[Dataset records]
===

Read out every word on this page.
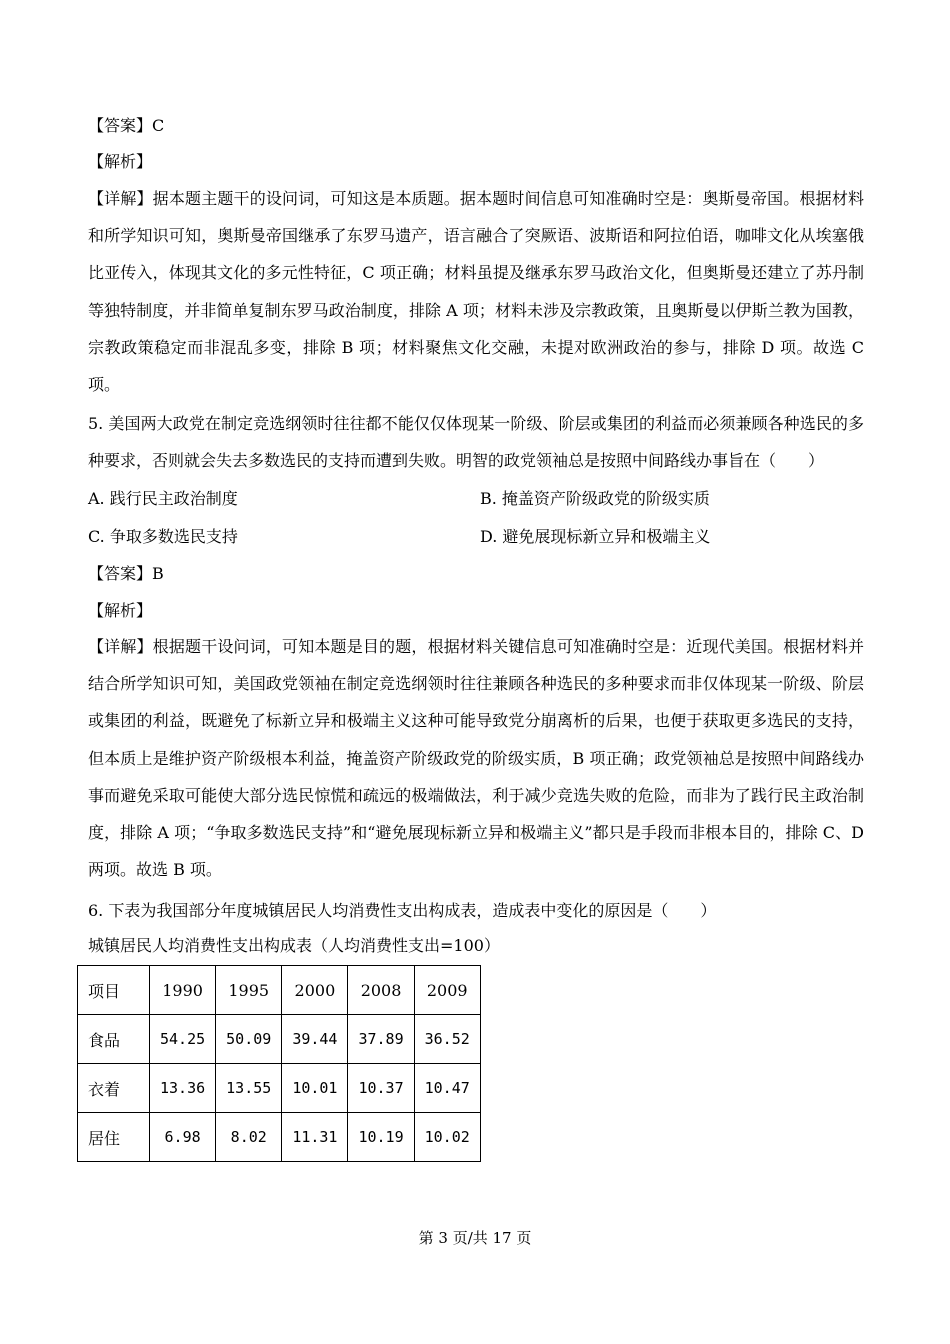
【答案】C
【解析】

【详解】据本题主题干的设问词，可知这是本质题。据本题时间信息可知准确时空是：奥斯曼帝国。根据材料和所学知识可知，奥斯曼帝国继承了东罗马遗产，语言融合了突厥语、波斯语和阿拉伯语，咖啡文化从埃塞俄比亚传入，体现其文化的多元性特征，C 项正确；材料虽提及继承东罗马政治文化，但奥斯曼还建立了苏丹制等独特制度，并非简单复制东罗马政治制度，排除 A 项；材料未涉及宗教政策，且奥斯曼以伊斯兰教为国教，宗教政策稳定而非混乱多变，排除 B 项；材料聚焦文化交融，未提对欧洲政治的参与，排除 D 项。故选 C 项。

5. 美国两大政党在制定竞选纲领时往往都不能仅仅体现某一阶级、阶层或集团的利益而必须兼顾各种选民的多种要求，否则就会失去多数选民的支持而遭到失败。明智的政党领袖总是按照中间路线办事旨在（　　）

A. 践行民主政治制度	B. 掩盖资产阶级政党的阶级实质
C. 争取多数选民支持	D. 避免展现标新立异和极端主义
【答案】B
【解析】

【详解】根据题干设问词，可知本题是目的题，根据材料关键信息可知准确时空是：近现代美国。根据材料并结合所学知识可知，美国政党领袖在制定竞选纲领时往往兼顾各种选民的多种要求而非仅体现某一阶级、阶层或集团的利益，既避免了标新立异和极端主义这种可能导致党分崩离析的后果，也便于获取更多选民的支持，但本质上是维护资产阶级根本利益，掩盖资产阶级政党的阶级实质，B 项正确；政党领袖总是按照中间路线办事而避免采取可能使大部分选民惊慌和疏远的极端做法，利于减少竞选失败的危险，而非为了践行民主政治制度，排除 A 项；“争取多数选民支持”和“避免展现标新立异和极端主义”都只是手段而非根本目的，排除 C、D 两项。故选 B 项。

6. 下表为我国部分年度城镇居民人均消费性支出构成表，造成表中变化的原因是（　　）
城镇居民人均消费性支出构成表（人均消费性支出=100）
项目	1990	1995	2000	2008	2009
食品	54.25	50.09	39.44	37.89	36.52
衣着	13.36	13.55	10.01	10.37	10.47
居住	6.98	8.02	11.31	10.19	10.02
第 3 页/共 17 页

===

TASK PROMPT = Reproduce each record above by retyping it exactly; omit all images.

EXERCISE RESULT =
Read out every word on this page.
【答案】C
【解析】

【详解】据本题主题干的设问词，可知这是本质题。据本题时间信息可知准确时空是：奥斯曼帝国。根据材料和所学知识可知，奥斯曼帝国继承了东罗马遗产，语言融合了突厥语、波斯语和阿拉伯语，咖啡文化从埃塞俄比亚传入，体现其文化的多元性特征，C 项正确；材料虽提及继承东罗马政治文化，但奥斯曼还建立了苏丹制等独特制度，并非简单复制东罗马政治制度，排除 A 项；材料未涉及宗教政策，且奥斯曼以伊斯兰教为国教，宗教政策稳定而非混乱多变，排除 B 项；材料聚焦文化交融，未提对欧洲政治的参与，排除 D 项。故选 C 项。

5. 美国两大政党在制定竞选纲领时往往都不能仅仅体现某一阶级、阶层或集团的利益而必须兼顾各种选民的多种要求，否则就会失去多数选民的支持而遭到失败。明智的政党领袖总是按照中间路线办事旨在（　　）

A. 践行民主政治制度	B. 掩盖资产阶级政党的阶级实质
C. 争取多数选民支持	D. 避免展现标新立异和极端主义
【答案】B
【解析】

【详解】根据题干设问词，可知本题是目的题，根据材料关键信息可知准确时空是：近现代美国。根据材料并结合所学知识可知，美国政党领袖在制定竞选纲领时往往兼顾各种选民的多种要求而非仅体现某一阶级、阶层或集团的利益，既避免了标新立异和极端主义这种可能导致党分崩离析的后果，也便于获取更多选民的支持，但本质上是维护资产阶级根本利益，掩盖资产阶级政党的阶级实质，B 项正确；政党领袖总是按照中间路线办事而避免采取可能使大部分选民惊慌和疏远的极端做法，利于减少竞选失败的危险，而非为了践行民主政治制度，排除 A 项；“争取多数选民支持”和“避免展现标新立异和极端主义”都只是手段而非根本目的，排除 C、D 两项。故选 B 项。

6. 下表为我国部分年度城镇居民人均消费性支出构成表，造成表中变化的原因是（　　）
城镇居民人均消费性支出构成表（人均消费性支出=100）
项目	1990	1995	2000	2008	2009
食品	54.25	50.09	39.44	37.89	36.52
衣着	13.36	13.55	10.01	10.37	10.47
居住	6.98	8.02	11.31	10.19	10.02
第 3 页/共 17 页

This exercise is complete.